Source excerpt
━━━━━━
Public schools are the most common school type in New York City, but within this category is a wide variety of schools. With so many choices, there is a school for everyone! It is important to note that students apply to programs, not schools, and can be admitted into more than one program within a single school. Families can choose a maximum of twelve programs on MySchools for the main list, but the specialized schools are on a separate ranking list filled out on the SHSAT.
There are only nine schools in this category, but they are ranked as some of the city’s best public high schools. This group includes schools such as Stuyvesant High School and Bronx High School of Science. For eight of these schools, the SHSAT exam is the only factor considered in your application, which is a good option if you feel your grades don’t reflect your full academic ability. But the test is notoriously difficult, and these schools have cutoff scores on the exam to be considered, so study well in advance and consider prep classes. The only specialized public high school that doesn’t use the SHSAT is Fiorello H. LaGuardia High School of Music Art and Performing Arts. Instead, the school uses your grades, test scores, and an audition to the studio/studios of your choice to determine admission. LaGuardia can be a good school option if you want to combine your arts passion and academic education (also look at the other performing arts high schools that fall under different categories).
Screened schools such as Beacon High School and Midwood High School rank students on various aspects of their record: standardized (state) test scores, interview, portfolio, grades, attendance, and/or audition. This can vary with each program (but all look at your grades and attendance). Using a score determined by this criteria and sorting students by their priority group, programs decide whom to admit. If you feel that your academic record shows strong academic ability, these schools will be your strong suit.
Unliked screened schools, which rank applicants, unscreened schools use a lottery system. So when applying to an unscreened school like Energy Tech High School or Food and Finance High School, students are randomly selected for a school without rubric or criteria. However, many schools have priority groups that may give students from a particular geographic location a better chance.
Note (and this goes for screened schools, too) there will no longer be district priorities.
━━━━━━
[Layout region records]

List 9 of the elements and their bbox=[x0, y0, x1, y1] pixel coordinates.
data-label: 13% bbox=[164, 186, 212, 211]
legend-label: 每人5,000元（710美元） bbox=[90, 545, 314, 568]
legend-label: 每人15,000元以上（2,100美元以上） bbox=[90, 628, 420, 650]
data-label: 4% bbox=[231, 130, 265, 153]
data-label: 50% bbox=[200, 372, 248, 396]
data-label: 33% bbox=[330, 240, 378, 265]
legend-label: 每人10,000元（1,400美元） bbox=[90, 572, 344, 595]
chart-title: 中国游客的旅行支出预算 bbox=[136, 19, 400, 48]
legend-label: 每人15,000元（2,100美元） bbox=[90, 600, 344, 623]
━━━━━━
Rewrite the text on New York City high schools from "Screened schools such" up to and including "your strong suit.", putting "writing sample" in place of "portfolio". Work only from the text on New York City high schools.

Screened schools such as Beacon High School and Midwood High School rank students on various aspects of their record: standardized (state) test scores, interview, writing sample, grades, attendance, and/or audition. This can vary with each program (but all look at your grades and attendance). Using a score determined by this criteria and sorting students by their priority group, programs decide whom to admit. If you feel that your academic record shows strong academic ability, these schools will be your strong suit.